[Text for analysis]
---*---

Procedure Guide Design
Procedure guides stretched to 50+ steps. Grammar and user experience mattered as much as the state logic. The source text was often awkward:
Before: Flip off the Switch / Turn off the Switch
After: Light Switch: Off / Turn off the light switch.
The (Object: Action) pattern gave every step a scannable, consistent structure. A technician in VR should not have to parse ambiguous verbs while wearing a headset.
VR QA Standards
My QA checklist for shipping a sim:
- Do all clipboard actions proceed bottom-up?
- Are service labels explicitly mentioning the sim’s use case?
- Are VR inspectors oriented to avoid neck strain?
- Are fault images on the NFC app rendering correctly (not blank)?
- Are phone images correctly colored (not default blue)?
- Are interaction hitboxes responsive without requiring multiple attempts?
- Is world-space text legible at VR resolution?
- Does the timing and tweening feel natural?

---*---

[Entries shown]
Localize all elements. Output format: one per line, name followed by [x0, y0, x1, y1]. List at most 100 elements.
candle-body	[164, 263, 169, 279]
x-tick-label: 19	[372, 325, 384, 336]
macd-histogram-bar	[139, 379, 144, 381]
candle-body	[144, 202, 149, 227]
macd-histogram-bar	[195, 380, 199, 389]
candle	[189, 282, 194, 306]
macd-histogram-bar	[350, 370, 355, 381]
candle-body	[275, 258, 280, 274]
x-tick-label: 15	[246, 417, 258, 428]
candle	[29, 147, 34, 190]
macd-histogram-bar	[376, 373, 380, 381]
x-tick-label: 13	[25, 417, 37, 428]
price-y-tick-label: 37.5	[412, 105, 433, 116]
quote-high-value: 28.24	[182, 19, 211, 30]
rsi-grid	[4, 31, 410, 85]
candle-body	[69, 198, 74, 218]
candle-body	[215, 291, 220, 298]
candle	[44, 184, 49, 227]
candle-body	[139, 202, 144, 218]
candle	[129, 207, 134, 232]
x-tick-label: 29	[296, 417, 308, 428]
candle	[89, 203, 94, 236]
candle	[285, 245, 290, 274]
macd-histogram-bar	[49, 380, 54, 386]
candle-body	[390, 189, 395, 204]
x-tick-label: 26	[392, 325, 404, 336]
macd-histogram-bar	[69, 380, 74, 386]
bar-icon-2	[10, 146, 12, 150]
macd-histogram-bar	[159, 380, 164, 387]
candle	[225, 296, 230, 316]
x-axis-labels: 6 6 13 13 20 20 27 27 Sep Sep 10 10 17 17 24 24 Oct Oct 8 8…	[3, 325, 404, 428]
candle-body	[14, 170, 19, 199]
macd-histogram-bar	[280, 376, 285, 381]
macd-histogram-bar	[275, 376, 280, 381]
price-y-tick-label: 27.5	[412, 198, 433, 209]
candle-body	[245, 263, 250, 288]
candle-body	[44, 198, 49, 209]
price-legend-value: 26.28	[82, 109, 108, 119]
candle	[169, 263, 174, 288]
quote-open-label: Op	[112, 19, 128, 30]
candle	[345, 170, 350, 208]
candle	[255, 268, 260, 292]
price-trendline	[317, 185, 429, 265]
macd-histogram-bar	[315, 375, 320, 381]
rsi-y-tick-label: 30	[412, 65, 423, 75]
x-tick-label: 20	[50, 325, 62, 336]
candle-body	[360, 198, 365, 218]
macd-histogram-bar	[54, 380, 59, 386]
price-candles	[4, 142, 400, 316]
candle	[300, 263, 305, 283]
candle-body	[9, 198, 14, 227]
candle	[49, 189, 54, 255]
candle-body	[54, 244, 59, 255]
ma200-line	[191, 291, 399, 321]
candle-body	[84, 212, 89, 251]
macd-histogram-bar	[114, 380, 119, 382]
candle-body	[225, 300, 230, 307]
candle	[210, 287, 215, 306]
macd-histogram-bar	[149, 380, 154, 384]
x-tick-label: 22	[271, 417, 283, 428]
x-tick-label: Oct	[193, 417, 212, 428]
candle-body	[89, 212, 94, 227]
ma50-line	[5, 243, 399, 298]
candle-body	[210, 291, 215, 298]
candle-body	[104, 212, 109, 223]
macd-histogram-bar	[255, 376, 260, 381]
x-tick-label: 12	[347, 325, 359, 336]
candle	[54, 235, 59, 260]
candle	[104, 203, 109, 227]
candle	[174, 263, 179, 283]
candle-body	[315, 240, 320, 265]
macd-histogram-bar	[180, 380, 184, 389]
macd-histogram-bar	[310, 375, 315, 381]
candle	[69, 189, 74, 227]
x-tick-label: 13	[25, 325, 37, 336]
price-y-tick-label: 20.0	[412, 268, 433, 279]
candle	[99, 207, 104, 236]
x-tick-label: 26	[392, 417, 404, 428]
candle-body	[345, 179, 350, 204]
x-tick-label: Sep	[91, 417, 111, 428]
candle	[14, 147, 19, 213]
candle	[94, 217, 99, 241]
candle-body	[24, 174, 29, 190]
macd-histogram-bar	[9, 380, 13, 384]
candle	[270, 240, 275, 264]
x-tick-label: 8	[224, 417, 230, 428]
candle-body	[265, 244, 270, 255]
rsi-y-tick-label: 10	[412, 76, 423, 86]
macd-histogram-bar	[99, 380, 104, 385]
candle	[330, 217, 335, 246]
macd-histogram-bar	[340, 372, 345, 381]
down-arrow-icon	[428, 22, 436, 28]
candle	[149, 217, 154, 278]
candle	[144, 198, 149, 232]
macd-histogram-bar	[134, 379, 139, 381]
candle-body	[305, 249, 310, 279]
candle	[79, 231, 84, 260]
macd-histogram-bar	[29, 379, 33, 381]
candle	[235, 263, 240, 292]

---*---

[Task instructions]
A. Please list every item on the QA checklist in the text on procedure guide design.
B. From the text on procedure guide design, copy the part that opens with the words containing "The (Object: Action)" and closes with "at VR resolution?".

[List of solutions]
A.
- Do all clipboard actions proceed bottom-up?
- Are service labels explicitly mentioning the sim’s use case?
- Are VR inspectors oriented to avoid neck strain?
- Are fault images on the NFC app rendering correctly (not blank)?
- Are phone images correctly colored (not default blue)?
- Are interaction hitboxes responsive without requiring multiple attempts?
- Is world-space text legible at VR resolution?
- Does the timing and tweening feel natural?

B.
The (Object: Action) pattern gave every step a scannable, consistent structure. A technician in VR should not have to parse ambiguous verbs while wearing a headset.
VR QA Standards
My QA checklist for shipping a sim:
- Do all clipboard actions proceed bottom-up?
- Are service labels explicitly mentioning the sim’s use case?
- Are VR inspectors oriented to avoid neck strain?
- Are fault images on the NFC app rendering correctly (not blank)?
- Are phone images correctly colored (not default blue)?
- Are interaction hitboxes responsive without requiring multiple attempts?
- Is world-space text legible at VR resolution?